* Directive
Quote every line below exactly and skip any picture.

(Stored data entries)
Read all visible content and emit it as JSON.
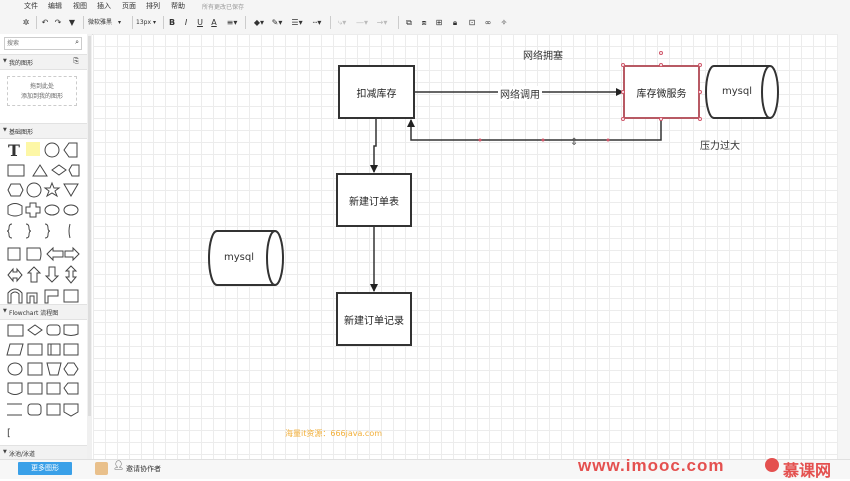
{
  "menu": [
    "文件",
    "编辑",
    "视图",
    "插入",
    "页面",
    "排列",
    "帮助"
  ],
  "save_status": "所有更改已保存",
  "toolbar": {
    "font_name": "微软雅黑",
    "font_size": "13px",
    "bold": "B",
    "italic": "I",
    "underline": "U",
    "font_color": "A"
  },
  "sidebar": {
    "search_placeholder": "搜索",
    "my_shapes_title": "我的图形",
    "drop_hint_line1": "拖到此处",
    "drop_hint_line2": "添加到我的图形",
    "basic_title": "基础图形",
    "text_tool": "T",
    "flowchart_title": "Flowchart 流程图",
    "bracket": "[",
    "swimlane_title": "泳池/泳道",
    "more_shapes_button": "更多图形"
  },
  "diagram": {
    "title": "网络拥塞",
    "nodes": {
      "deduct_stock": "扣减库存",
      "stock_service": "库存微服务",
      "mysql_right": "mysql",
      "new_order": "新建订单表",
      "new_order_record": "新建订单记录",
      "mysql_left": "mysql"
    },
    "edge_label": "网络调用",
    "overload_note": "压力过大"
  },
  "bottom": {
    "invite_collaborator": "邀请协作者"
  },
  "overlay": {
    "watermark_small": "海量it资源：666java.com",
    "watermark_site": "www.imooc.com",
    "brand": "慕课网"
  },
  "colors": {
    "accent_button": "#3aa0e8",
    "selection": "#d0576a",
    "watermark": "#e4504f"
  }
}
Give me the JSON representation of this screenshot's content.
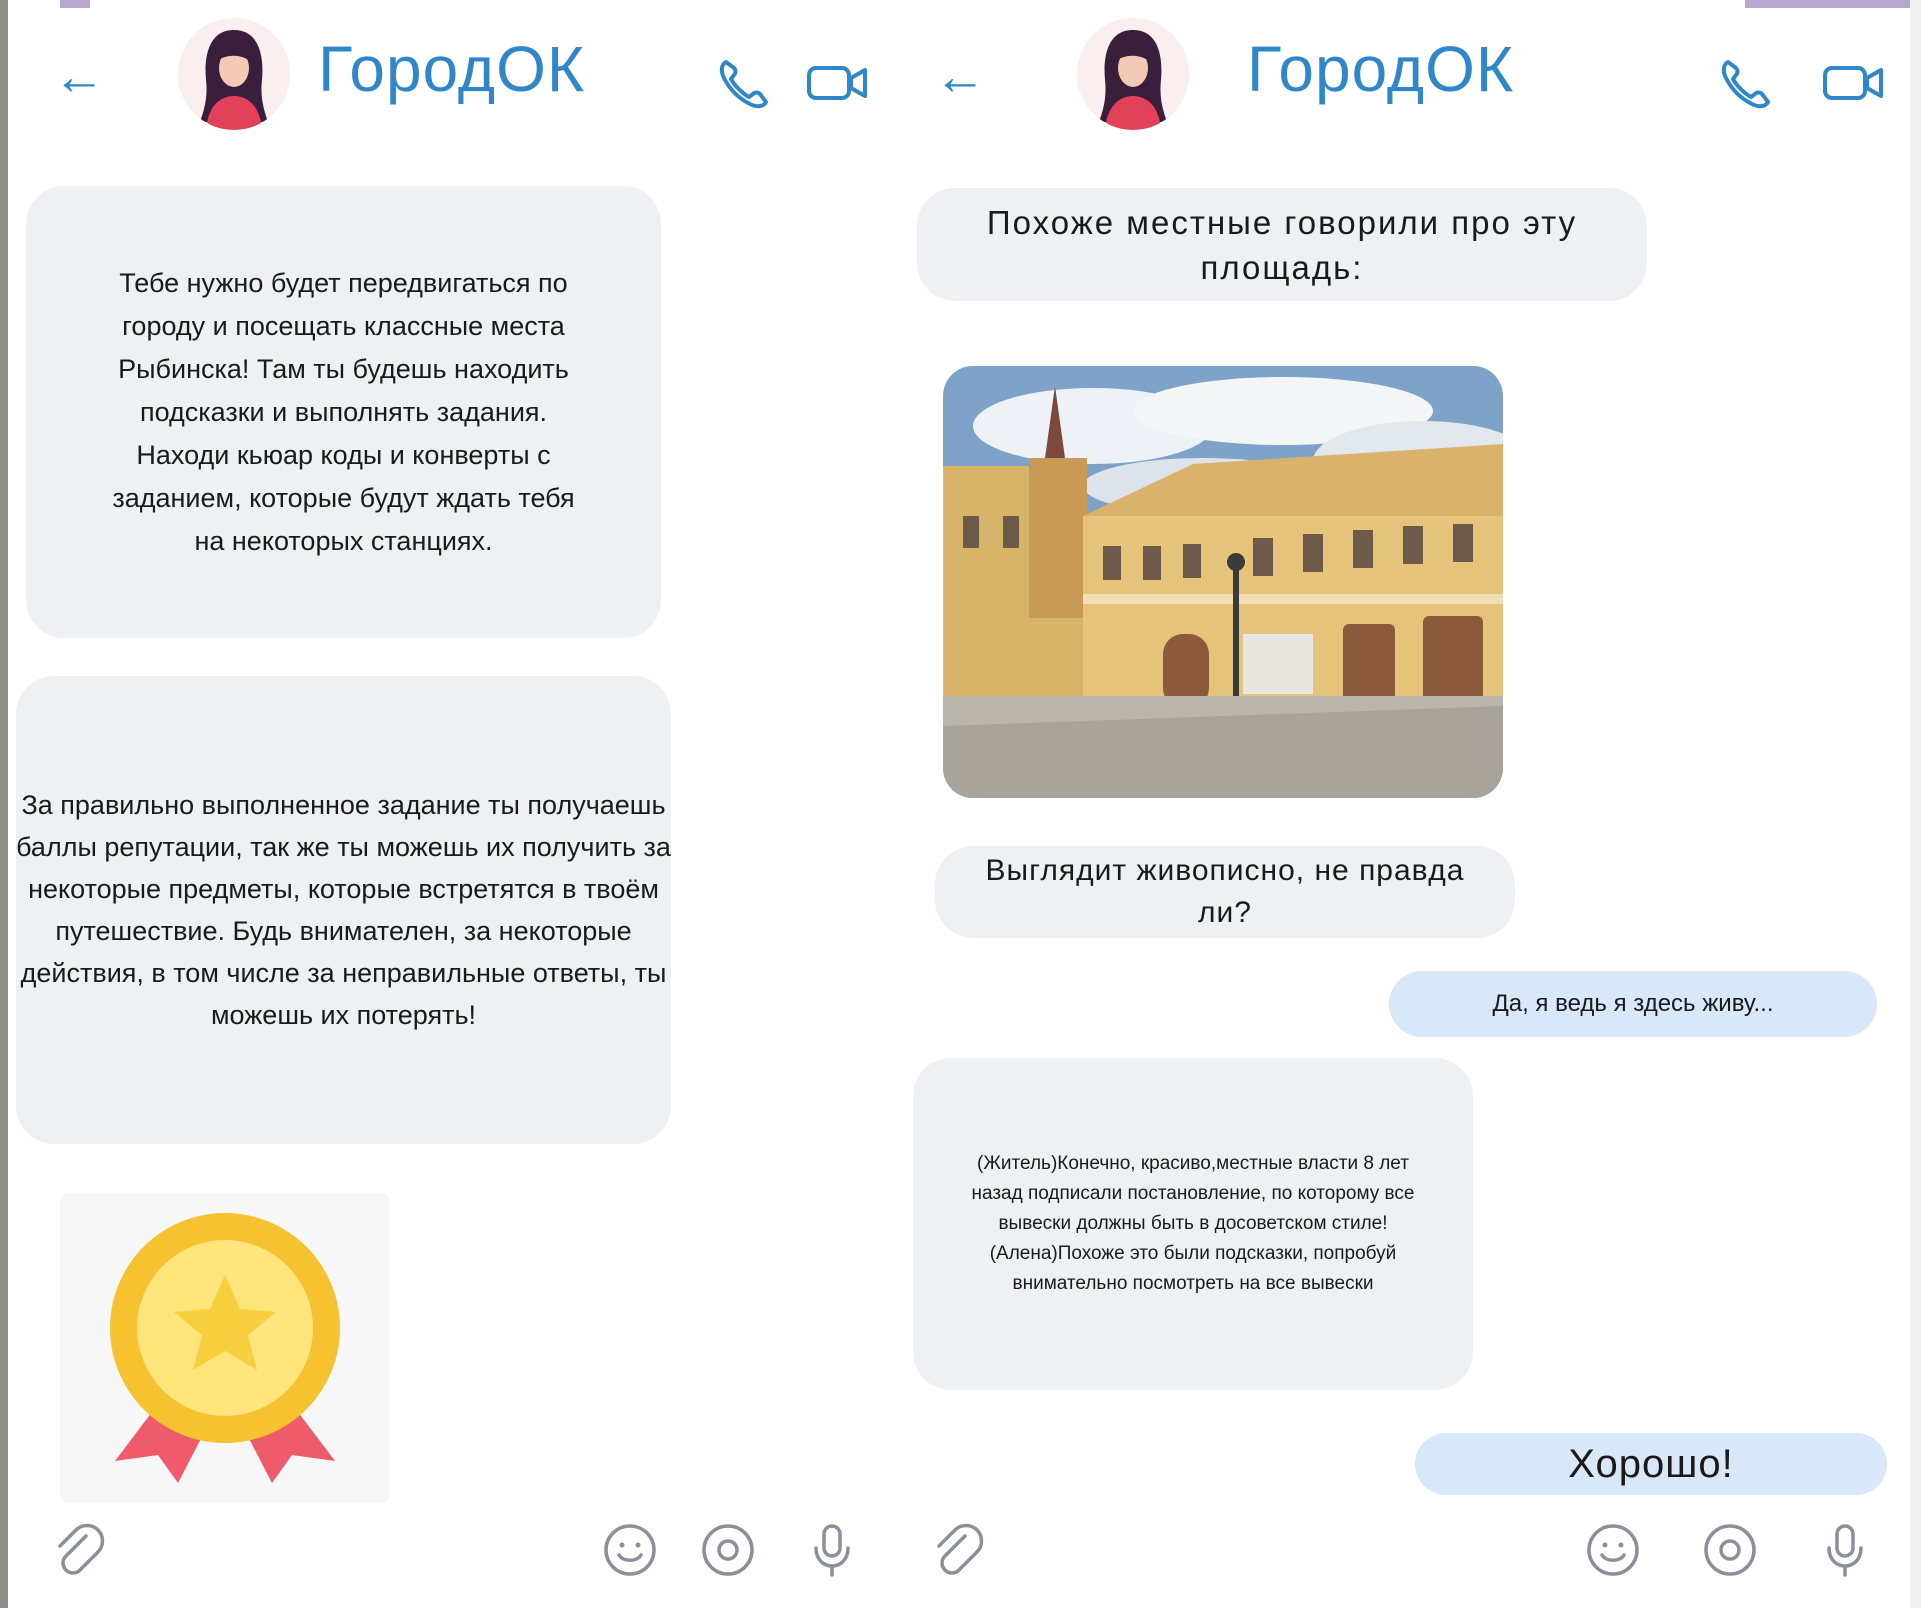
{
  "chat": {
    "title": "ГородОК"
  },
  "left_panel": {
    "messages": [
      "Тебе нужно будет передвигаться по городу и посещать классные места Рыбинска! Там ты будешь находить подсказки и выполнять задания. Находи кьюар коды и конверты с заданием, которые будут ждать тебя на некоторых станциях.",
      "За правильно выполненное задание ты получаешь баллы репутации, так же ты можешь их получить за некоторые предметы, которые встретятся в твоём путешествие. Будь внимателен, за некоторые действия, в том числе за неправильные ответы, ты можешь их потерять!"
    ]
  },
  "right_panel": {
    "messages": [
      "Похоже местные говорили про эту площадь:",
      "Выглядит живописно, не правда ли?",
      "Да, я ведь я здесь живу...",
      "(Житель)Конечно, красиво,местные власти 8 лет назад подписали постановление, по которому все вывески должны быть в досоветском стиле! (Алена)Похоже это были подсказки, попробуй внимательно посмотреть на все вывески",
      "Хорошо!"
    ]
  },
  "colors": {
    "accent": "#2f86c8",
    "incoming_bubble": "#eef0f4",
    "outgoing_bubble": "#d8e8f8"
  }
}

* Final answer
Read all visible content and emit it as JSON.
{
  "menu": [
    "文件",
    "编辑",
    "视图",
    "插入",
    "页面",
    "排列",
    "帮助"
  ],
  "save_status": "所有更改已保存",
  "toolbar": {
    "font_name": "微软雅黑",
    "font_size": "13px",
    "bold": "B",
    "italic": "I",
    "underline": "U",
    "font_color": "A"
  },
  "sidebar": {
    "search_placeholder": "搜索",
    "my_shapes_title": "我的图形",
    "drop_hint_line1": "拖到此处",
    "drop_hint_line2": "添加到我的图形",
    "basic_title": "基础图形",
    "text_tool": "T",
    "flowchart_title": "Flowchart 流程图",
    "bracket": "[",
    "swimlane_title": "泳池/泳道",
    "more_shapes_button": "更多图形"
  },
  "diagram": {
    "title": "网络拥塞",
    "nodes": {
      "deduct_stock": "扣减库存",
      "stock_service": "库存微服务",
      "mysql_right": "mysql",
      "new_order": "新建订单表",
      "new_order_record": "新建订单记录",
      "mysql_left": "mysql"
    },
    "edge_label": "网络调用",
    "overload_note": "压力过大"
  },
  "bottom": {
    "invite_collaborator": "邀请协作者"
  },
  "overlay": {
    "watermark_small": "海量it资源：666java.com",
    "watermark_site": "www.imooc.com",
    "brand": "慕课网"
  },
  "colors": {
    "accent_button": "#3aa0e8",
    "selection": "#d0576a",
    "watermark": "#e4504f"
  }
}
Give me the JSON representation of this screenshot's content.
{
  "chat": {
    "title": "ГородОК"
  },
  "left_panel": {
    "messages": [
      "Тебе нужно будет передвигаться по городу и посещать классные места Рыбинска! Там ты будешь находить подсказки и выполнять задания. Находи кьюар коды и конверты с заданием, которые будут ждать тебя на некоторых станциях.",
      "За правильно выполненное задание ты получаешь баллы репутации, так же ты можешь их получить за некоторые предметы, которые встретятся в твоём путешествие. Будь внимателен, за некоторые действия, в том числе за неправильные ответы, ты можешь их потерять!"
    ]
  },
  "right_panel": {
    "messages": [
      "Похоже местные говорили про эту площадь:",
      "Выглядит живописно, не правда ли?",
      "Да, я ведь я здесь живу...",
      "(Житель)Конечно, красиво,местные власти 8 лет назад подписали постановление, по которому все вывески должны быть в досоветском стиле! (Алена)Похоже это были подсказки, попробуй внимательно посмотреть на все вывески",
      "Хорошо!"
    ]
  },
  "colors": {
    "accent": "#2f86c8",
    "incoming_bubble": "#eef0f4",
    "outgoing_bubble": "#d8e8f8"
  }
}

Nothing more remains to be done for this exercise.